* START Given records *

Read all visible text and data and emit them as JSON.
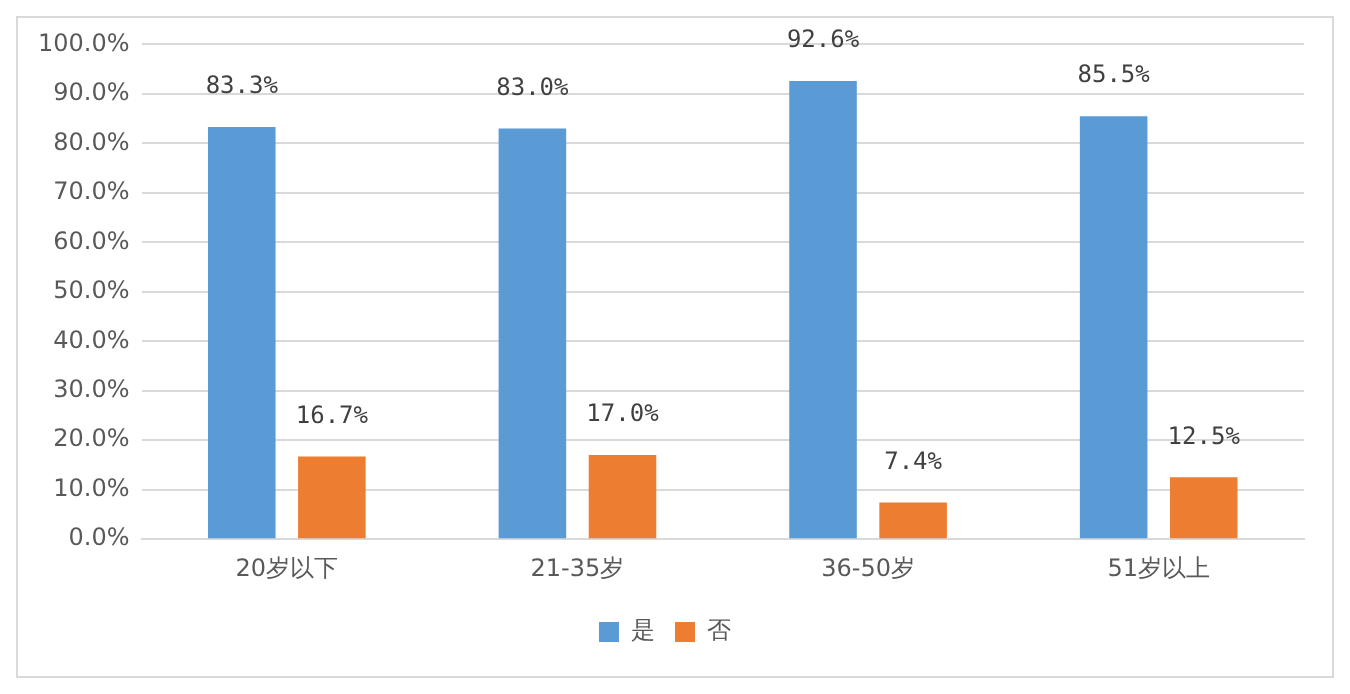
{
  "chart_data": {
    "type": "bar",
    "categories": [
      "20岁以下",
      "21-35岁",
      "36-50岁",
      "51岁以上"
    ],
    "series": [
      {
        "name": "是",
        "color": "#5b9bd5",
        "values": [
          83.3,
          83.0,
          92.6,
          85.5
        ],
        "value_labels": [
          "83.3%",
          "83.0%",
          "92.6%",
          "85.5%"
        ]
      },
      {
        "name": "否",
        "color": "#ed7d31",
        "values": [
          16.7,
          17.0,
          7.4,
          12.5
        ],
        "value_labels": [
          "16.7%",
          "17.0%",
          "7.4%",
          "12.5%"
        ]
      }
    ],
    "ylim": [
      0,
      100
    ],
    "yticks": [
      {
        "value": 0,
        "label": "0.0%"
      },
      {
        "value": 10,
        "label": "10.0%"
      },
      {
        "value": 20,
        "label": "20.0%"
      },
      {
        "value": 30,
        "label": "30.0%"
      },
      {
        "value": 40,
        "label": "40.0%"
      },
      {
        "value": 50,
        "label": "50.0%"
      },
      {
        "value": 60,
        "label": "60.0%"
      },
      {
        "value": 70,
        "label": "70.0%"
      },
      {
        "value": 80,
        "label": "80.0%"
      },
      {
        "value": 90,
        "label": "90.0%"
      },
      {
        "value": 100,
        "label": "100.0%"
      }
    ],
    "grid": "y",
    "legend": "bottom"
  }
}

* END Given records *

◆ **Task**
Print all the records again exactly; do not include any picture.

◆ **Exercise response**
Read all visible text and data and emit them as JSON.
{
  "chart_data": {
    "type": "bar",
    "categories": [
      "20岁以下",
      "21-35岁",
      "36-50岁",
      "51岁以上"
    ],
    "series": [
      {
        "name": "是",
        "color": "#5b9bd5",
        "values": [
          83.3,
          83.0,
          92.6,
          85.5
        ],
        "value_labels": [
          "83.3%",
          "83.0%",
          "92.6%",
          "85.5%"
        ]
      },
      {
        "name": "否",
        "color": "#ed7d31",
        "values": [
          16.7,
          17.0,
          7.4,
          12.5
        ],
        "value_labels": [
          "16.7%",
          "17.0%",
          "7.4%",
          "12.5%"
        ]
      }
    ],
    "ylim": [
      0,
      100
    ],
    "yticks": [
      {
        "value": 0,
        "label": "0.0%"
      },
      {
        "value": 10,
        "label": "10.0%"
      },
      {
        "value": 20,
        "label": "20.0%"
      },
      {
        "value": 30,
        "label": "30.0%"
      },
      {
        "value": 40,
        "label": "40.0%"
      },
      {
        "value": 50,
        "label": "50.0%"
      },
      {
        "value": 60,
        "label": "60.0%"
      },
      {
        "value": 70,
        "label": "70.0%"
      },
      {
        "value": 80,
        "label": "80.0%"
      },
      {
        "value": 90,
        "label": "90.0%"
      },
      {
        "value": 100,
        "label": "100.0%"
      }
    ],
    "grid": "y",
    "legend": "bottom"
  }
}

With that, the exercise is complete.